_What you should do_
Everything in the listing except the pictures should be written out exactly.

Structured figure records
.....
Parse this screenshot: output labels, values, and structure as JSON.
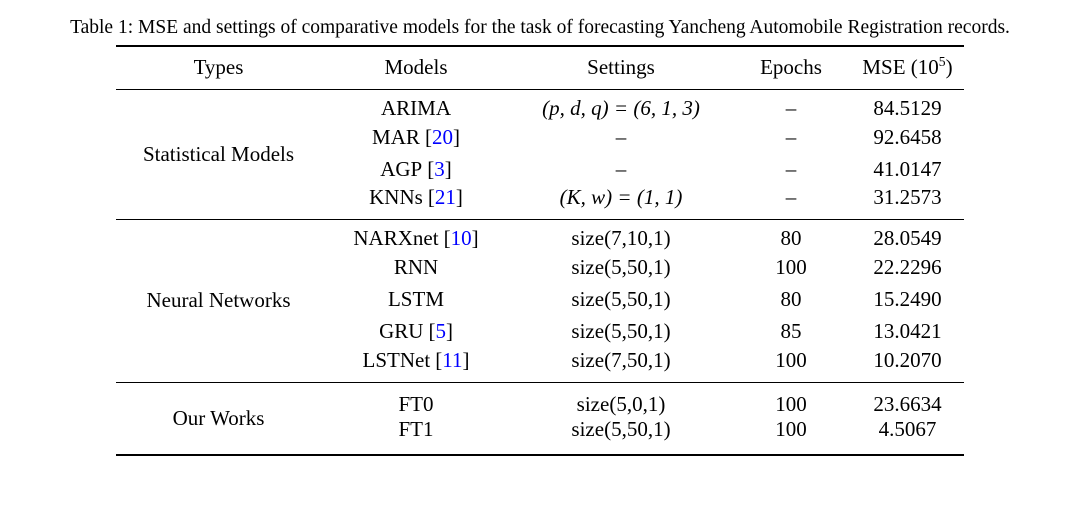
{
  "caption": "Table 1: MSE and settings of comparative models for the task of forecasting Yancheng Automobile Registration records.",
  "colors": {
    "text": "#000000",
    "citation": "#0000FF"
  },
  "table": {
    "headers": {
      "types": "Types",
      "models": "Models",
      "settings": "Settings",
      "epochs": "Epochs",
      "mse_prefix": "MSE (10",
      "mse_sup": "5",
      "mse_close": ")"
    },
    "groups": [
      {
        "type_label": "Statistical Models",
        "rows": [
          {
            "model": "ARIMA",
            "settings": "(p, d, q) = (6, 1, 3)",
            "epochs": "–",
            "mse": "84.5129"
          },
          {
            "model": "MAR",
            "cite_open": "[",
            "cite": "20",
            "cite_close": "]",
            "settings": "–",
            "epochs": "–",
            "mse": "92.6458"
          },
          {
            "model": "AGP",
            "cite_open": "[",
            "cite": "3",
            "cite_close": "]",
            "settings": "–",
            "epochs": "–",
            "mse": "41.0147"
          },
          {
            "model": "KNNs",
            "cite_open": "[",
            "cite": "21",
            "cite_close": "]",
            "settings": "(K, w) = (1, 1)",
            "epochs": "–",
            "mse": "31.2573"
          }
        ]
      },
      {
        "type_label": "Neural Networks",
        "rows": [
          {
            "model": "NARXnet",
            "cite_open": "[",
            "cite": "10",
            "cite_close": "]",
            "settings": "size(7,10,1)",
            "epochs": "80",
            "mse": "28.0549"
          },
          {
            "model": "RNN",
            "settings": "size(5,50,1)",
            "epochs": "100",
            "mse": "22.2296"
          },
          {
            "model": "LSTM",
            "settings": "size(5,50,1)",
            "epochs": "80",
            "mse": "15.2490"
          },
          {
            "model": "GRU",
            "cite_open": "[",
            "cite": "5",
            "cite_close": "]",
            "settings": "size(5,50,1)",
            "epochs": "85",
            "mse": "13.0421"
          },
          {
            "model": "LSTNet",
            "cite_open": "[",
            "cite": "11",
            "cite_close": "]",
            "settings": "size(7,50,1)",
            "epochs": "100",
            "mse": "10.2070"
          }
        ]
      },
      {
        "type_label": "Our Works",
        "rows": [
          {
            "model": "FT0",
            "settings": "size(5,0,1)",
            "epochs": "100",
            "mse": "23.6634"
          },
          {
            "model": "FT1",
            "settings": "size(5,50,1)",
            "epochs": "100",
            "mse": "4.5067"
          }
        ]
      }
    ]
  }
}
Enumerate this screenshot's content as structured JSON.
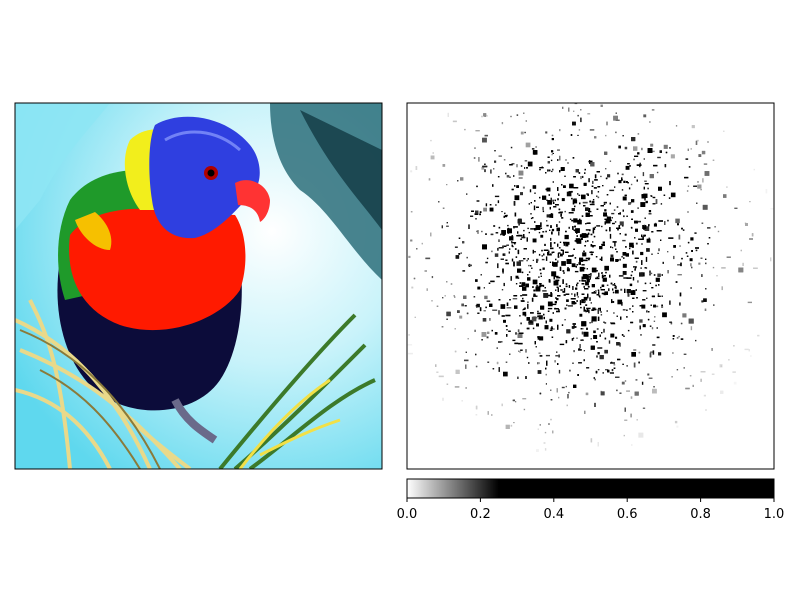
{
  "chart_data": [
    {
      "type": "image",
      "title": "",
      "subject": "rainbow lorikeet perched on dry grass stems",
      "axes": {
        "xticks": [],
        "yticks": []
      },
      "colors": {
        "sky": "#7fe6f5",
        "sky_light": "#dff7fb",
        "blue_head": "#2f3fe0",
        "yellow_band": "#f2ee1c",
        "green_nape": "#1f9a2a",
        "red_chest": "#ff1a00",
        "dark_belly": "#0c0c3a",
        "beak": "#ff3333",
        "straw": "#e9d98a"
      }
    },
    {
      "type": "heatmap",
      "title": "",
      "description": "grayscale saliency map, dark points concentrated in the center",
      "colormap": "gray_r",
      "axes": {
        "xticks": [],
        "yticks": []
      },
      "colorbar": {
        "orientation": "horizontal",
        "range": [
          0.0,
          1.0
        ],
        "ticks": [
          0.0,
          0.2,
          0.4,
          0.6,
          0.8,
          1.0
        ],
        "tick_labels": [
          "0.0",
          "0.2",
          "0.4",
          "0.6",
          "0.8",
          "1.0"
        ],
        "saturation_value": 0.25
      }
    }
  ]
}
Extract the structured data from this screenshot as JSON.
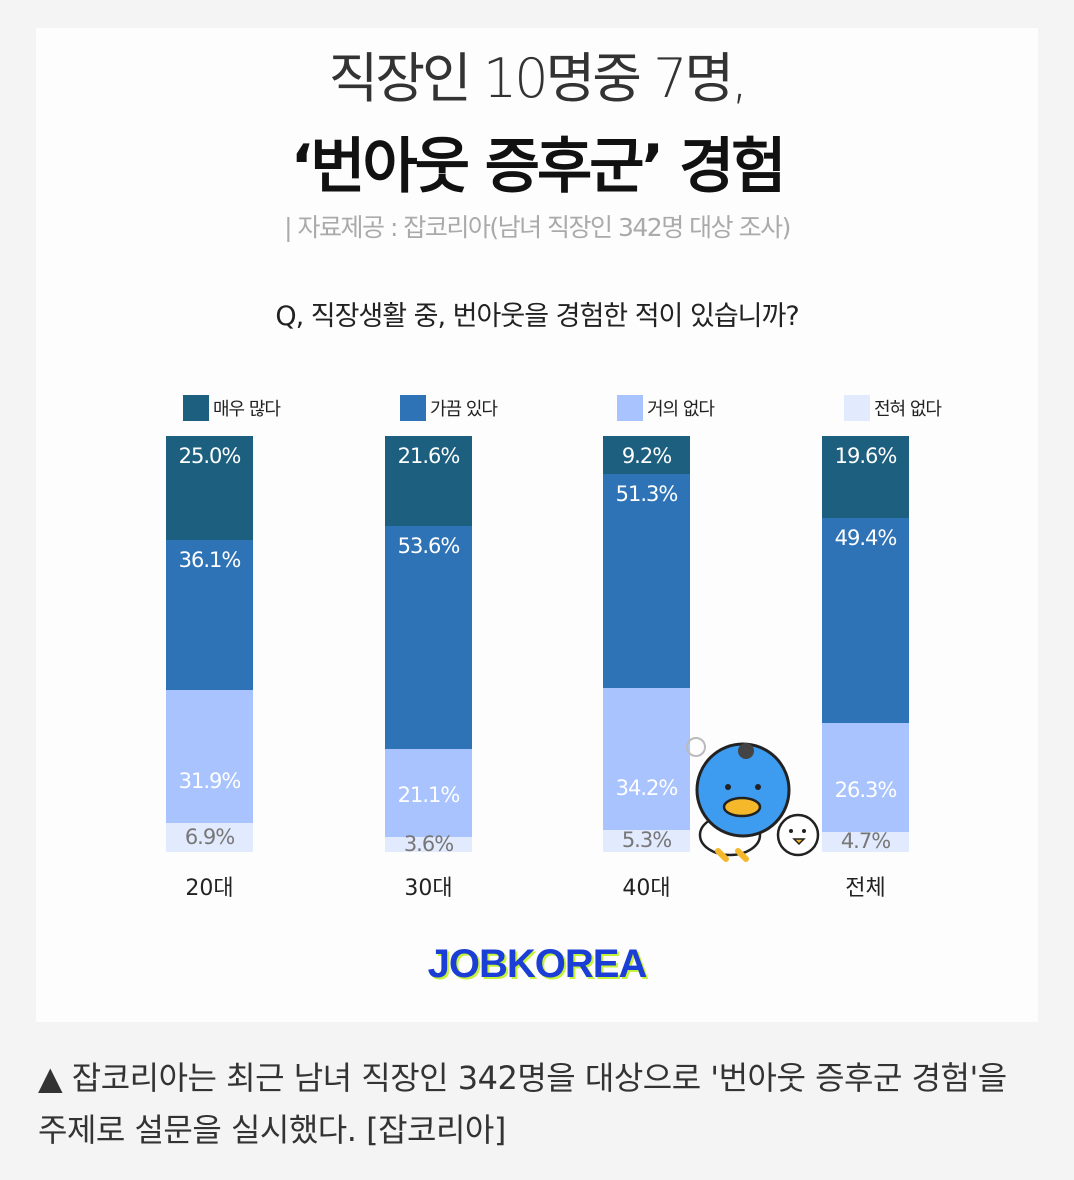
{
  "header": {
    "title_line1": "직장인 10명중 7명,",
    "title_line2": "‘번아웃 증후군’ 경험",
    "source": "| 자료제공 : 잡코리아(남녀 직장인 342명 대상 조사)"
  },
  "chart_data": {
    "type": "bar",
    "stacked": true,
    "title": "Q, 직장생활 중, 번아웃을 경험한 적이 있습니까?",
    "categories": [
      "20대",
      "30대",
      "40대",
      "전체"
    ],
    "unit": "%",
    "legend_placement": "top",
    "series": [
      {
        "name": "매우 많다",
        "color": "#1c5f7e",
        "values": [
          25.0,
          21.6,
          9.2,
          19.6
        ],
        "labels": [
          "25.0%",
          "21.6%",
          "9.2%",
          "19.6%"
        ]
      },
      {
        "name": "가끔 있다",
        "color": "#2f73b7",
        "values": [
          36.1,
          53.6,
          51.3,
          49.4
        ],
        "labels": [
          "36.1%",
          "53.6%",
          "51.3%",
          "49.4%"
        ]
      },
      {
        "name": "거의 없다",
        "color": "#a8c3fd",
        "values": [
          31.9,
          21.1,
          34.2,
          26.3
        ],
        "labels": [
          "31.9%",
          "21.1%",
          "34.2%",
          "26.3%"
        ]
      },
      {
        "name": "전혀 없다",
        "color": "#e2eafd",
        "values": [
          6.9,
          3.6,
          5.3,
          4.7
        ],
        "labels": [
          "6.9%",
          "3.6%",
          "5.3%",
          "4.7%"
        ]
      }
    ]
  },
  "logo": "JOBKOREA",
  "caption": "▲ 잡코리아는 최근 남녀 직장인 342명을 대상으로 '번아웃 증후군 경험'을 주제로 설문을 실시했다. [잡코리아]"
}
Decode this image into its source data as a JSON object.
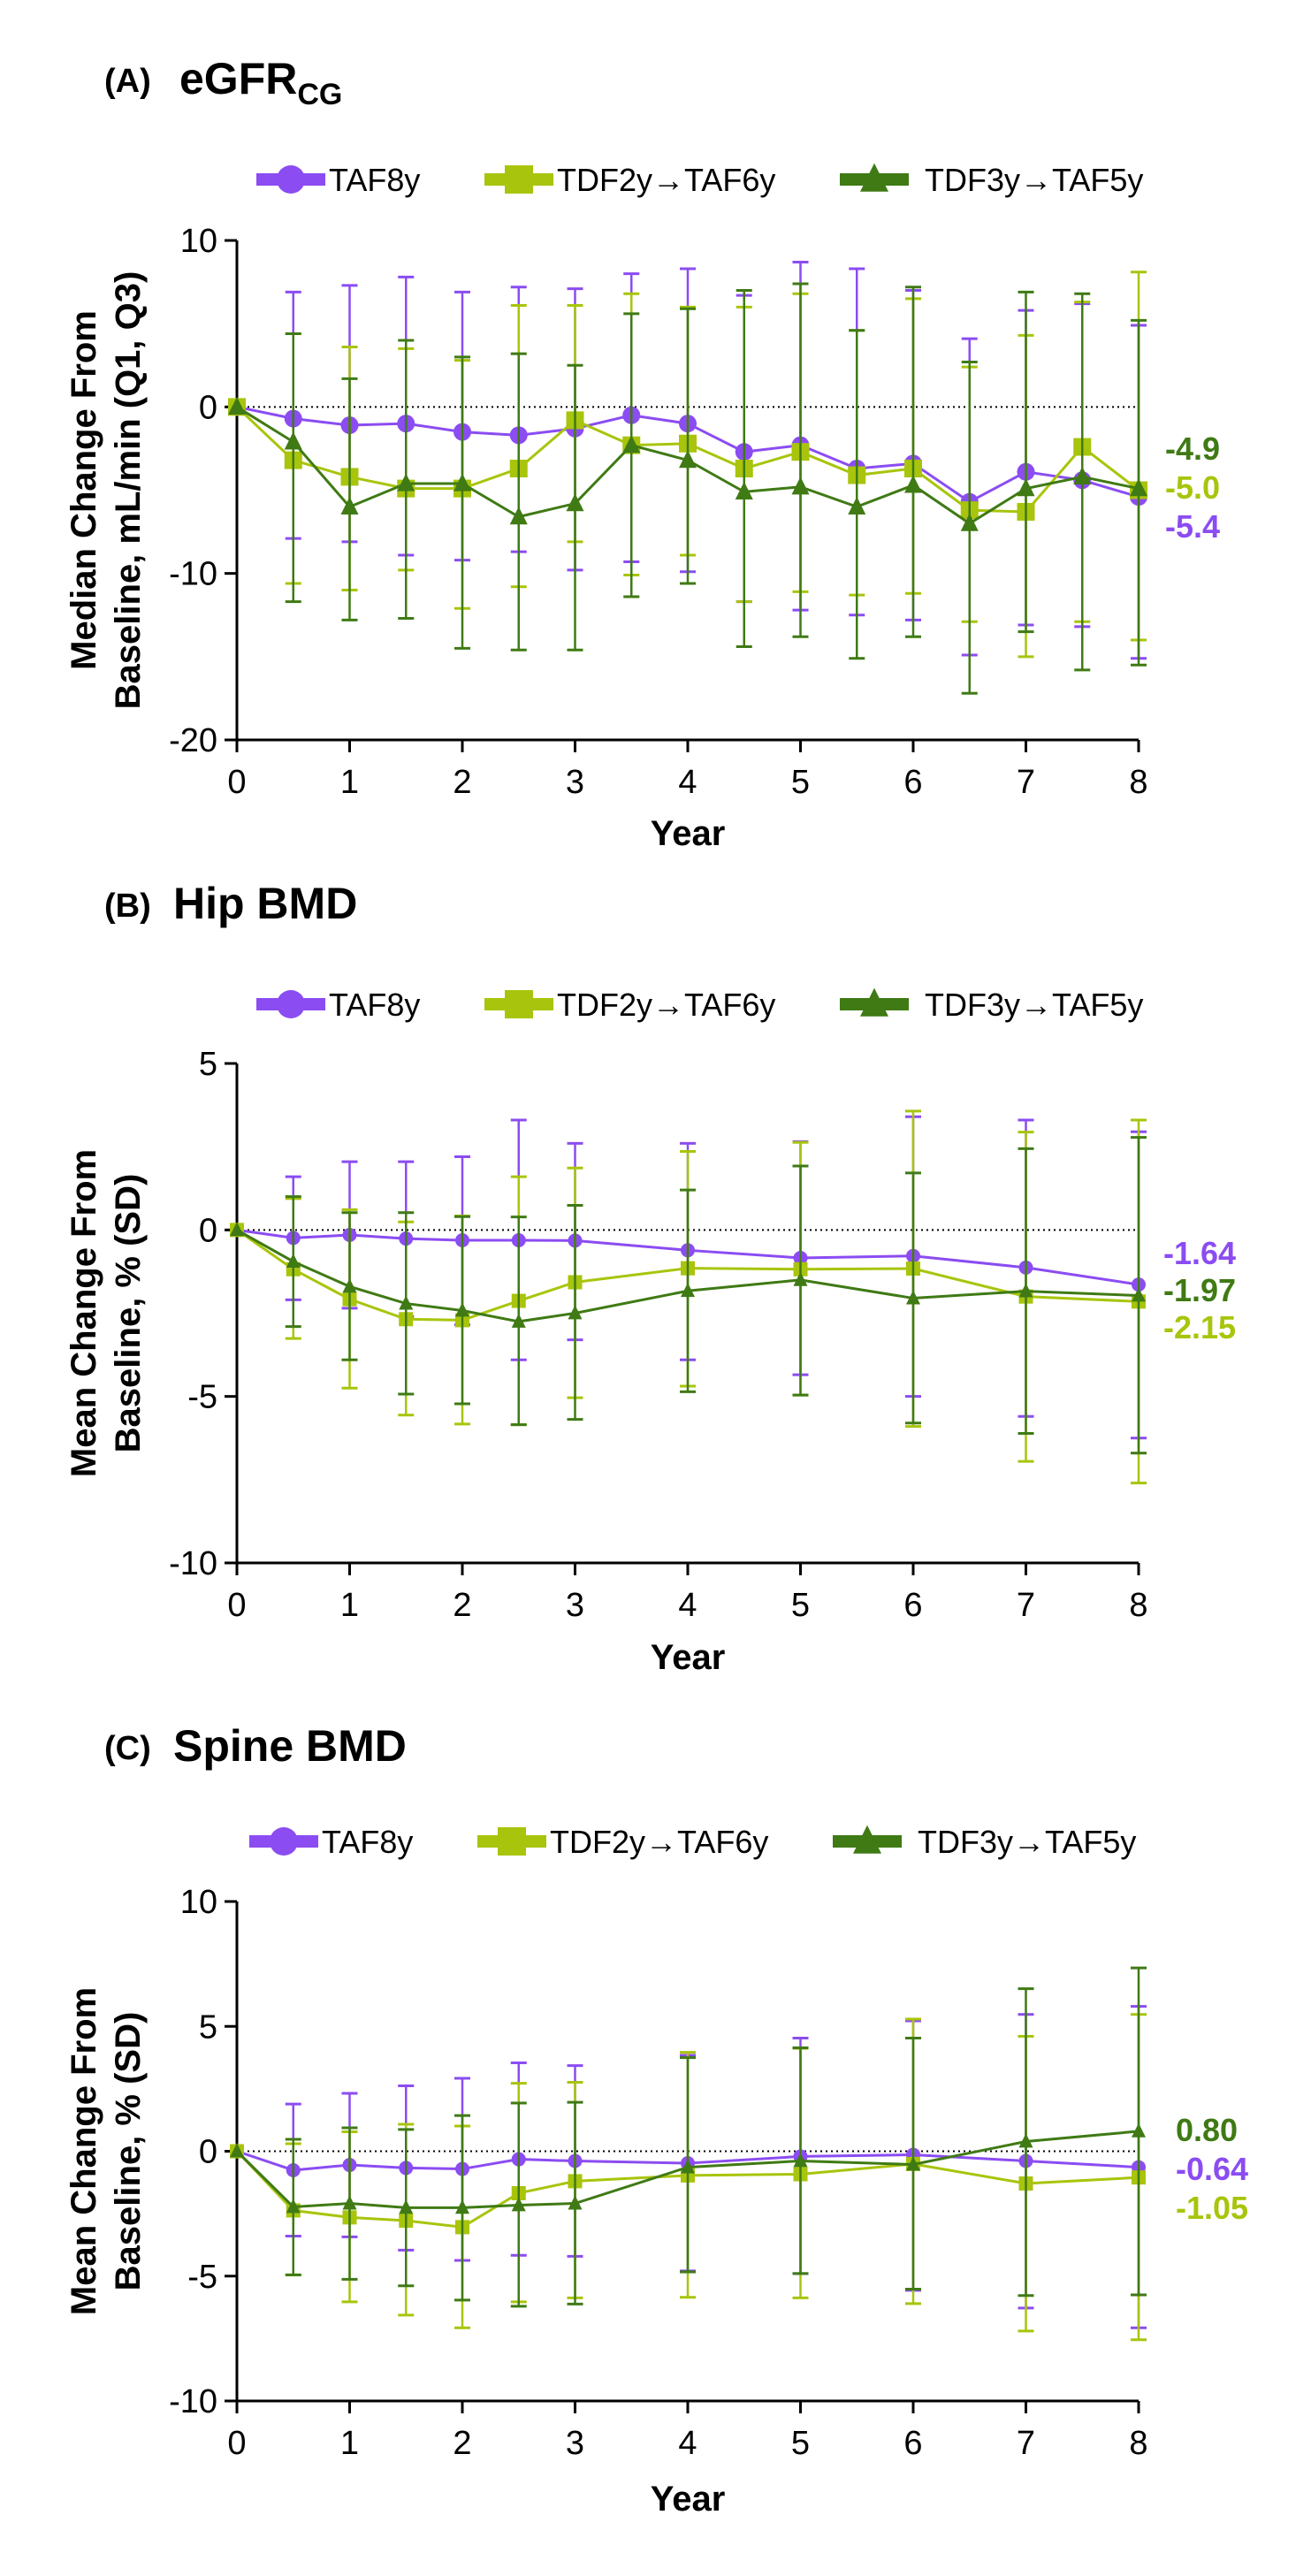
.....
_Solution_
Parse this screenshot: output labels, values, and structure as JSON.
{
  "caption": "Table 1: MSE and settings of comparative models for the task of forecasting Yancheng Automobile Registration records.",
  "colors": {
    "text": "#000000",
    "citation": "#0000FF"
  },
  "table": {
    "headers": {
      "types": "Types",
      "models": "Models",
      "settings": "Settings",
      "epochs": "Epochs",
      "mse_prefix": "MSE (10",
      "mse_sup": "5",
      "mse_close": ")"
    },
    "groups": [
      {
        "type_label": "Statistical Models",
        "rows": [
          {
            "model": "ARIMA",
            "settings": "(p, d, q) = (6, 1, 3)",
            "epochs": "–",
            "mse": "84.5129"
          },
          {
            "model": "MAR",
            "cite_open": "[",
            "cite": "20",
            "cite_close": "]",
            "settings": "–",
            "epochs": "–",
            "mse": "92.6458"
          },
          {
            "model": "AGP",
            "cite_open": "[",
            "cite": "3",
            "cite_close": "]",
            "settings": "–",
            "epochs": "–",
            "mse": "41.0147"
          },
          {
            "model": "KNNs",
            "cite_open": "[",
            "cite": "21",
            "cite_close": "]",
            "settings": "(K, w) = (1, 1)",
            "epochs": "–",
            "mse": "31.2573"
          }
        ]
      },
      {
        "type_label": "Neural Networks",
        "rows": [
          {
            "model": "NARXnet",
            "cite_open": "[",
            "cite": "10",
            "cite_close": "]",
            "settings": "size(7,10,1)",
            "epochs": "80",
            "mse": "28.0549"
          },
          {
            "model": "RNN",
            "settings": "size(5,50,1)",
            "epochs": "100",
            "mse": "22.2296"
          },
          {
            "model": "LSTM",
            "settings": "size(5,50,1)",
            "epochs": "80",
            "mse": "15.2490"
          },
          {
            "model": "GRU",
            "cite_open": "[",
            "cite": "5",
            "cite_close": "]",
            "settings": "size(5,50,1)",
            "epochs": "85",
            "mse": "13.0421"
          },
          {
            "model": "LSTNet",
            "cite_open": "[",
            "cite": "11",
            "cite_close": "]",
            "settings": "size(7,50,1)",
            "epochs": "100",
            "mse": "10.2070"
          }
        ]
      },
      {
        "type_label": "Our Works",
        "rows": [
          {
            "model": "FT0",
            "settings": "size(5,0,1)",
            "epochs": "100",
            "mse": "23.6634"
          },
          {
            "model": "FT1",
            "settings": "size(5,50,1)",
            "epochs": "100",
            "mse": "4.5067"
          }
        ]
      }
    ]
  }
}
Enumerate this screenshot's content as structured JSON.
{
  "chart_data": [
    {
      "type": "image",
      "title": "",
      "subject": "rainbow lorikeet perched on dry grass stems",
      "axes": {
        "xticks": [],
        "yticks": []
      },
      "colors": {
        "sky": "#7fe6f5",
        "sky_light": "#dff7fb",
        "blue_head": "#2f3fe0",
        "yellow_band": "#f2ee1c",
        "green_nape": "#1f9a2a",
        "red_chest": "#ff1a00",
        "dark_belly": "#0c0c3a",
        "beak": "#ff3333",
        "straw": "#e9d98a"
      }
    },
    {
      "type": "heatmap",
      "title": "",
      "description": "grayscale saliency map, dark points concentrated in the center",
      "colormap": "gray_r",
      "axes": {
        "xticks": [],
        "yticks": []
      },
      "colorbar": {
        "orientation": "horizontal",
        "range": [
          0.0,
          1.0
        ],
        "ticks": [
          0.0,
          0.2,
          0.4,
          0.6,
          0.8,
          1.0
        ],
        "tick_labels": [
          "0.0",
          "0.2",
          "0.4",
          "0.6",
          "0.8",
          "1.0"
        ],
        "saturation_value": 0.25
      }
    }
  ]
}
Extract the structured data from this screenshot as JSON.
{
  "header": {
    "title_line1": "직장인 10명중 7명,",
    "title_line2": "‘번아웃 증후군’ 경험",
    "source": "| 자료제공 : 잡코리아(남녀 직장인 342명 대상 조사)"
  },
  "chart_data": {
    "type": "bar",
    "stacked": true,
    "title": "Q, 직장생활 중, 번아웃을 경험한 적이 있습니까?",
    "categories": [
      "20대",
      "30대",
      "40대",
      "전체"
    ],
    "unit": "%",
    "legend_placement": "top",
    "series": [
      {
        "name": "매우 많다",
        "color": "#1c5f7e",
        "values": [
          25.0,
          21.6,
          9.2,
          19.6
        ],
        "labels": [
          "25.0%",
          "21.6%",
          "9.2%",
          "19.6%"
        ]
      },
      {
        "name": "가끔 있다",
        "color": "#2f73b7",
        "values": [
          36.1,
          53.6,
          51.3,
          49.4
        ],
        "labels": [
          "36.1%",
          "53.6%",
          "51.3%",
          "49.4%"
        ]
      },
      {
        "name": "거의 없다",
        "color": "#a8c3fd",
        "values": [
          31.9,
          21.1,
          34.2,
          26.3
        ],
        "labels": [
          "31.9%",
          "21.1%",
          "34.2%",
          "26.3%"
        ]
      },
      {
        "name": "전혀 없다",
        "color": "#e2eafd",
        "values": [
          6.9,
          3.6,
          5.3,
          4.7
        ],
        "labels": [
          "6.9%",
          "3.6%",
          "5.3%",
          "4.7%"
        ]
      }
    ]
  },
  "logo": "JOBKOREA",
  "caption": "▲ 잡코리아는 최근 남녀 직장인 342명을 대상으로 '번아웃 증후군 경험'을 주제로 설문을 실시했다. [잡코리아]"
}
Decode this image into its source data as a JSON object.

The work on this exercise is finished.